» Given task:
Copy the data that follows exactly. Include no pictures.

» Material for this task:
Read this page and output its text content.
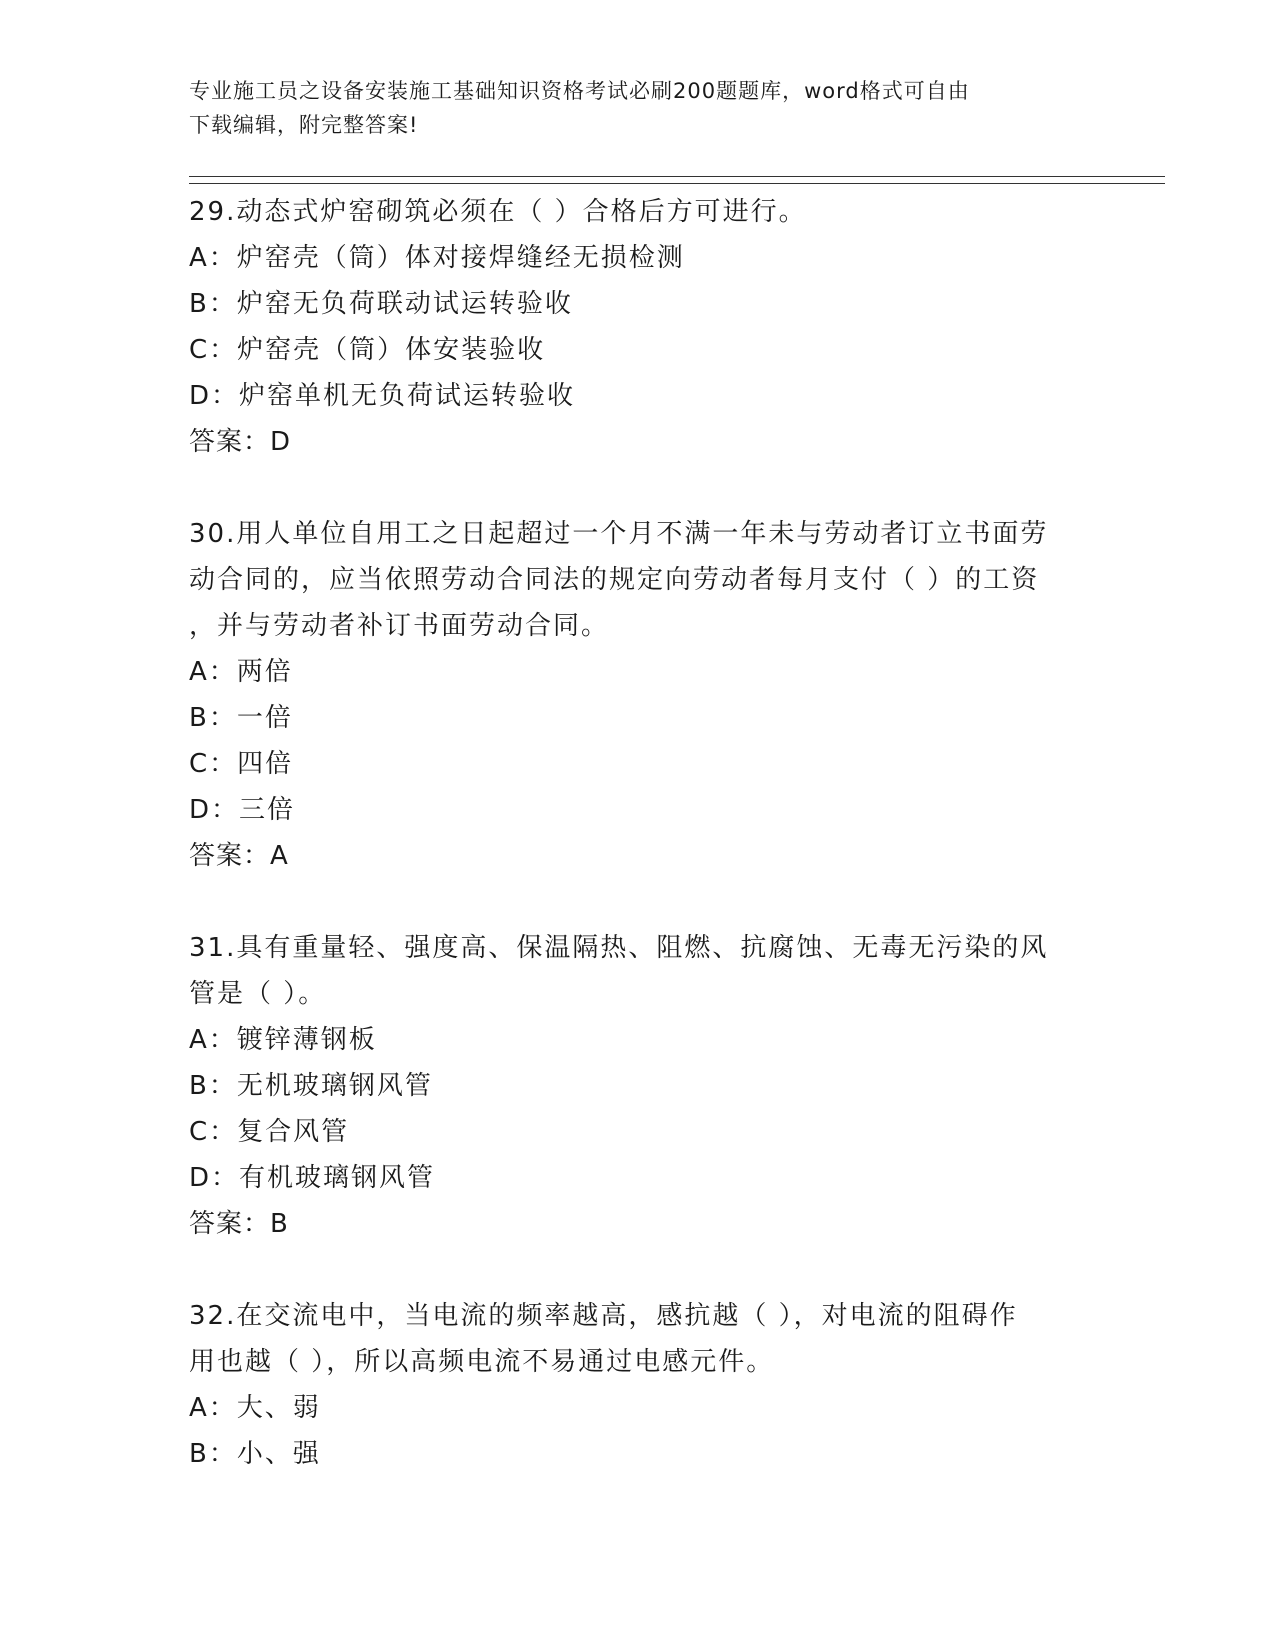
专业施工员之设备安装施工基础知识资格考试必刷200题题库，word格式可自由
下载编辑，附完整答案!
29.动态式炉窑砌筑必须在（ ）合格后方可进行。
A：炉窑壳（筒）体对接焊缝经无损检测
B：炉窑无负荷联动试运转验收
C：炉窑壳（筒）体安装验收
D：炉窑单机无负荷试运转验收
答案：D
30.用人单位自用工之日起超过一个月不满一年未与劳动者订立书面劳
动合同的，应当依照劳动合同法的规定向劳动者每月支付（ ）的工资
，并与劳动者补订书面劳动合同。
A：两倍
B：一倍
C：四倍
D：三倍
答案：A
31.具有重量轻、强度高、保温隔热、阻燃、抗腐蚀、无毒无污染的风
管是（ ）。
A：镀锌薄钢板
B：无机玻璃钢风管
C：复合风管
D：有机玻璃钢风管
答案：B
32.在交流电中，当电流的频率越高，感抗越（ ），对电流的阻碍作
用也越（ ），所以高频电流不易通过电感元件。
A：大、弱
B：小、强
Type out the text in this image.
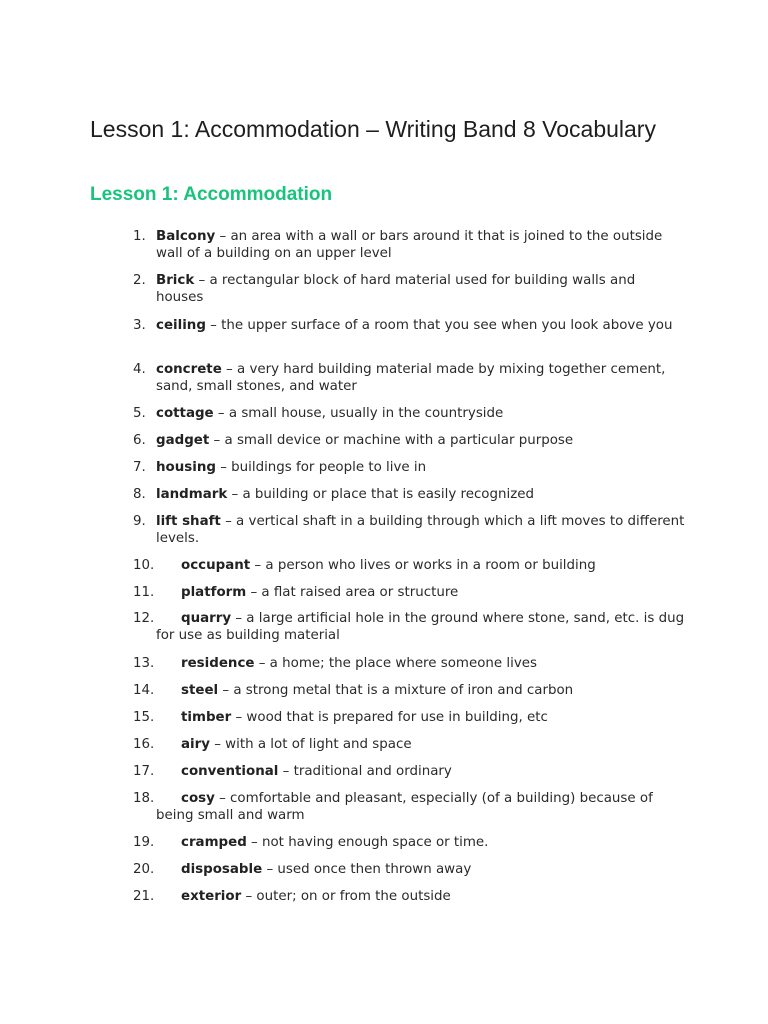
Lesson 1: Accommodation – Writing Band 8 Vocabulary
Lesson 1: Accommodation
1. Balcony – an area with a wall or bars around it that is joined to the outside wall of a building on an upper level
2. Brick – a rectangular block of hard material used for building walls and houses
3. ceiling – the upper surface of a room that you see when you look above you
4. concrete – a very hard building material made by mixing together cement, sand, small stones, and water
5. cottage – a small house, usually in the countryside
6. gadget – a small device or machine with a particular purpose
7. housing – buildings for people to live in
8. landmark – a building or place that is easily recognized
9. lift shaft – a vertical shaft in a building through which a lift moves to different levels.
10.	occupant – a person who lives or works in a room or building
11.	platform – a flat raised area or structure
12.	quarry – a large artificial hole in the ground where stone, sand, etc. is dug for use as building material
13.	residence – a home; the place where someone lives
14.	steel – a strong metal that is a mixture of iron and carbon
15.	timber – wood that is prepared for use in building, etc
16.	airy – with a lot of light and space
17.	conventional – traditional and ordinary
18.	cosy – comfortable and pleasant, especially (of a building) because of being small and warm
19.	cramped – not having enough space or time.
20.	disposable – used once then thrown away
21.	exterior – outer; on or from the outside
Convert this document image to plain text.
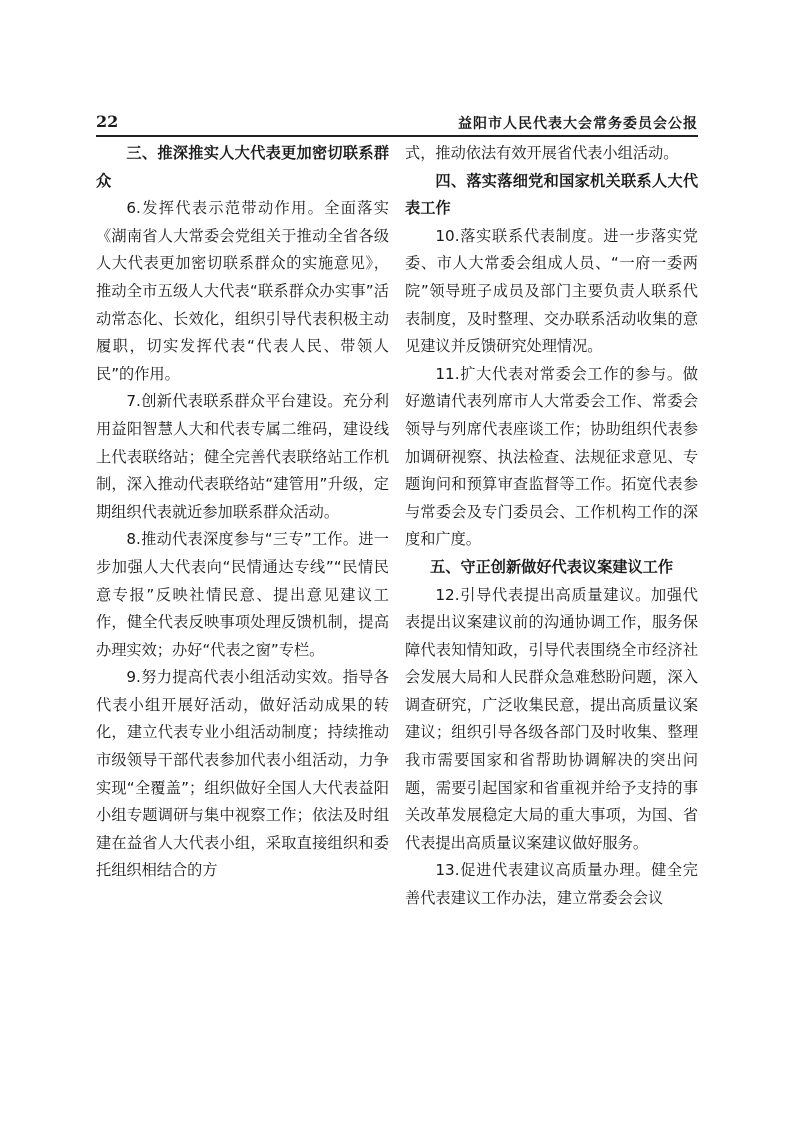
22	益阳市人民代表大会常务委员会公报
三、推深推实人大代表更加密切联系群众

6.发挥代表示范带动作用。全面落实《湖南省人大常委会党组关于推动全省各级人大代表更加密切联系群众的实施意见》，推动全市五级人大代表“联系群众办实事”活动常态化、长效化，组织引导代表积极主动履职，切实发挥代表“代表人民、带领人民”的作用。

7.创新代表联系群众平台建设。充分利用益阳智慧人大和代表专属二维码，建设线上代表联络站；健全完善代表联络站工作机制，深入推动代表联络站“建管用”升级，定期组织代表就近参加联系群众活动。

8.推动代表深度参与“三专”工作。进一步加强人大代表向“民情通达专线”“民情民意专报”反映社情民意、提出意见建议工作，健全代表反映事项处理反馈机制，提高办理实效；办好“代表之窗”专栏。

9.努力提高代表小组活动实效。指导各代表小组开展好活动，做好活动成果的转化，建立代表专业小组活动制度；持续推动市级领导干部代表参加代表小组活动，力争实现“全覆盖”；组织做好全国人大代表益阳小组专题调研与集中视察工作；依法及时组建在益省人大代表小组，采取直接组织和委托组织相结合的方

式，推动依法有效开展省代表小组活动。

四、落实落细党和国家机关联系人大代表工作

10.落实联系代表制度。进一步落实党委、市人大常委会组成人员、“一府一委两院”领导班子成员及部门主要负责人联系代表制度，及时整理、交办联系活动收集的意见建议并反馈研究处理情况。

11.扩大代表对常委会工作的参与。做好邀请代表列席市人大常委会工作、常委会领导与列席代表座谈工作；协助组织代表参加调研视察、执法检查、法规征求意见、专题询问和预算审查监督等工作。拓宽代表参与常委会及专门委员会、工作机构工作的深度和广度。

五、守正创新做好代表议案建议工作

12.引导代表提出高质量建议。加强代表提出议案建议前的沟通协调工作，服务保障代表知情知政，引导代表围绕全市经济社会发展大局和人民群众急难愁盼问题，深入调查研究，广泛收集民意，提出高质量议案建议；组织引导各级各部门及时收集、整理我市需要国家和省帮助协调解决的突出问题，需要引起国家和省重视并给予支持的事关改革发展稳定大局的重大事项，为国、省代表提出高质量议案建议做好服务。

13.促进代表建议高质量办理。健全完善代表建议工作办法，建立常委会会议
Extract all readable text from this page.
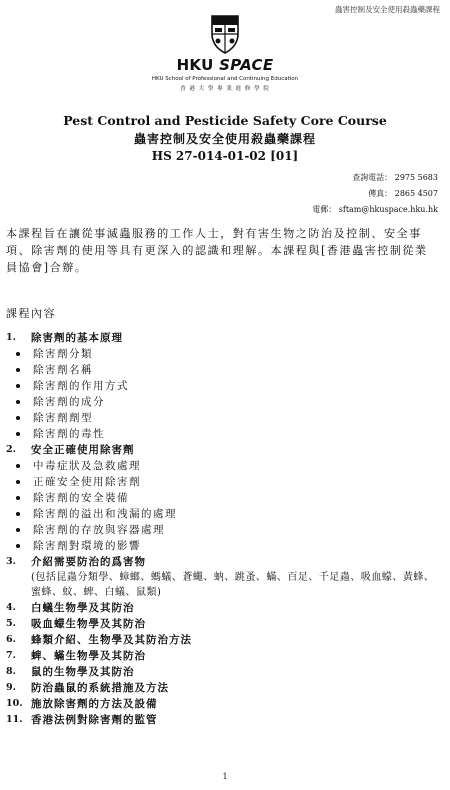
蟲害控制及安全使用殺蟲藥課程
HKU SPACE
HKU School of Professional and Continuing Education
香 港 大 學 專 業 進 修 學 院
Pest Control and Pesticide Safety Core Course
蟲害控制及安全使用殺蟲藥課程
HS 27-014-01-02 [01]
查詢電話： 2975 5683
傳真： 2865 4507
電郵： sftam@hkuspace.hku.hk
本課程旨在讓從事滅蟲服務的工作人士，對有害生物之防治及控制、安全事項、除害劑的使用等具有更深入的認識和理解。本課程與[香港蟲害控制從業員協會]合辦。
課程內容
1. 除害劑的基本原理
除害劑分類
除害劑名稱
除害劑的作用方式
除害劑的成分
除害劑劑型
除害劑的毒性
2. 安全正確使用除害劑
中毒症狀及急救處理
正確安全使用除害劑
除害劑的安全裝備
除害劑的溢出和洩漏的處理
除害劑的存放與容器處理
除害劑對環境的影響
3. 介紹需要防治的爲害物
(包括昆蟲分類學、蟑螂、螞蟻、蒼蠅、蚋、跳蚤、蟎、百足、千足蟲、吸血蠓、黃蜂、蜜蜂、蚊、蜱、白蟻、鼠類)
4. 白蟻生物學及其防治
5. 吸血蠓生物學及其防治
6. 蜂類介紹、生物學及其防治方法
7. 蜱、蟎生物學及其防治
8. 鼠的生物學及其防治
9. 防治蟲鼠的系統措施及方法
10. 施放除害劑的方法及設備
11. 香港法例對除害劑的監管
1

» Exercise result:
Read this page and output its text content.
专业施工员之设备安装施工基础知识资格考试必刷200题题库，word格式可自由
下载编辑，附完整答案!
29.动态式炉窑砌筑必须在（ ）合格后方可进行。
A：炉窑壳（筒）体对接焊缝经无损检测
B：炉窑无负荷联动试运转验收
C：炉窑壳（筒）体安装验收
D：炉窑单机无负荷试运转验收
答案：D
30.用人单位自用工之日起超过一个月不满一年未与劳动者订立书面劳
动合同的，应当依照劳动合同法的规定向劳动者每月支付（ ）的工资
，并与劳动者补订书面劳动合同。
A：两倍
B：一倍
C：四倍
D：三倍
答案：A
31.具有重量轻、强度高、保温隔热、阻燃、抗腐蚀、无毒无污染的风
管是（ ）。
A：镀锌薄钢板
B：无机玻璃钢风管
C：复合风管
D：有机玻璃钢风管
答案：B
32.在交流电中，当电流的频率越高，感抗越（ ），对电流的阻碍作
用也越（ ），所以高频电流不易通过电感元件。
A：大、弱
B：小、强
Type out the text in this image.
Lesson 1: Accommodation – Writing Band 8 Vocabulary
Lesson 1: Accommodation
1. Balcony – an area with a wall or bars around it that is joined to the outside wall of a building on an upper level
2. Brick – a rectangular block of hard material used for building walls and houses
3. ceiling – the upper surface of a room that you see when you look above you
4. concrete – a very hard building material made by mixing together cement, sand, small stones, and water
5. cottage – a small house, usually in the countryside
6. gadget – a small device or machine with a particular purpose
7. housing – buildings for people to live in
8. landmark – a building or place that is easily recognized
9. lift shaft – a vertical shaft in a building through which a lift moves to different levels.
10.	occupant – a person who lives or works in a room or building
11.	platform – a flat raised area or structure
12.	quarry – a large artificial hole in the ground where stone, sand, etc. is dug for use as building material
13.	residence – a home; the place where someone lives
14.	steel – a strong metal that is a mixture of iron and carbon
15.	timber – wood that is prepared for use in building, etc
16.	airy – with a lot of light and space
17.	conventional – traditional and ordinary
18.	cosy – comfortable and pleasant, especially (of a building) because of being small and warm
19.	cramped – not having enough space or time.
20.	disposable – used once then thrown away
21.	exterior – outer; on or from the outside
Convert this document image to plain text.
22	益阳市人民代表大会常务委员会公报
三、推深推实人大代表更加密切联系群众

6.发挥代表示范带动作用。全面落实《湖南省人大常委会党组关于推动全省各级人大代表更加密切联系群众的实施意见》，推动全市五级人大代表“联系群众办实事”活动常态化、长效化，组织引导代表积极主动履职，切实发挥代表“代表人民、带领人民”的作用。

7.创新代表联系群众平台建设。充分利用益阳智慧人大和代表专属二维码，建设线上代表联络站；健全完善代表联络站工作机制，深入推动代表联络站“建管用”升级，定期组织代表就近参加联系群众活动。

8.推动代表深度参与“三专”工作。进一步加强人大代表向“民情通达专线”“民情民意专报”反映社情民意、提出意见建议工作，健全代表反映事项处理反馈机制，提高办理实效；办好“代表之窗”专栏。

9.努力提高代表小组活动实效。指导各代表小组开展好活动，做好活动成果的转化，建立代表专业小组活动制度；持续推动市级领导干部代表参加代表小组活动，力争实现“全覆盖”；组织做好全国人大代表益阳小组专题调研与集中视察工作；依法及时组建在益省人大代表小组，采取直接组织和委托组织相结合的方

式，推动依法有效开展省代表小组活动。

四、落实落细党和国家机关联系人大代表工作

10.落实联系代表制度。进一步落实党委、市人大常委会组成人员、“一府一委两院”领导班子成员及部门主要负责人联系代表制度，及时整理、交办联系活动收集的意见建议并反馈研究处理情况。

11.扩大代表对常委会工作的参与。做好邀请代表列席市人大常委会工作、常委会领导与列席代表座谈工作；协助组织代表参加调研视察、执法检查、法规征求意见、专题询问和预算审查监督等工作。拓宽代表参与常委会及专门委员会、工作机构工作的深度和广度。

五、守正创新做好代表议案建议工作

12.引导代表提出高质量建议。加强代表提出议案建议前的沟通协调工作，服务保障代表知情知政，引导代表围绕全市经济社会发展大局和人民群众急难愁盼问题，深入调查研究，广泛收集民意，提出高质量议案建议；组织引导各级各部门及时收集、整理我市需要国家和省帮助协调解决的突出问题，需要引起国家和省重视并给予支持的事关改革发展稳定大局的重大事项，为国、省代表提出高质量议案建议做好服务。

13.促进代表建议高质量办理。健全完善代表建议工作办法，建立常委会会议
Extract all readable text from this page.
蟲害控制及安全使用殺蟲藥課程
HKU SPACE
HKU School of Professional and Continuing Education
香 港 大 學 專 業 進 修 學 院
Pest Control and Pesticide Safety Core Course
蟲害控制及安全使用殺蟲藥課程
HS 27-014-01-02 [01]
查詢電話： 2975 5683
傳真： 2865 4507
電郵： sftam@hkuspace.hku.hk
本課程旨在讓從事滅蟲服務的工作人士，對有害生物之防治及控制、安全事項、除害劑的使用等具有更深入的認識和理解。本課程與[香港蟲害控制從業員協會]合辦。
課程內容
1. 除害劑的基本原理
除害劑分類
除害劑名稱
除害劑的作用方式
除害劑的成分
除害劑劑型
除害劑的毒性
2. 安全正確使用除害劑
中毒症狀及急救處理
正確安全使用除害劑
除害劑的安全裝備
除害劑的溢出和洩漏的處理
除害劑的存放與容器處理
除害劑對環境的影響
3. 介紹需要防治的爲害物
(包括昆蟲分類學、蟑螂、螞蟻、蒼蠅、蚋、跳蚤、蟎、百足、千足蟲、吸血蠓、黃蜂、蜜蜂、蚊、蜱、白蟻、鼠類)
4. 白蟻生物學及其防治
5. 吸血蠓生物學及其防治
6. 蜂類介紹、生物學及其防治方法
7. 蜱、蟎生物學及其防治
8. 鼠的生物學及其防治
9. 防治蟲鼠的系統措施及方法
10. 施放除害劑的方法及設備
11. 香港法例對除害劑的監管
1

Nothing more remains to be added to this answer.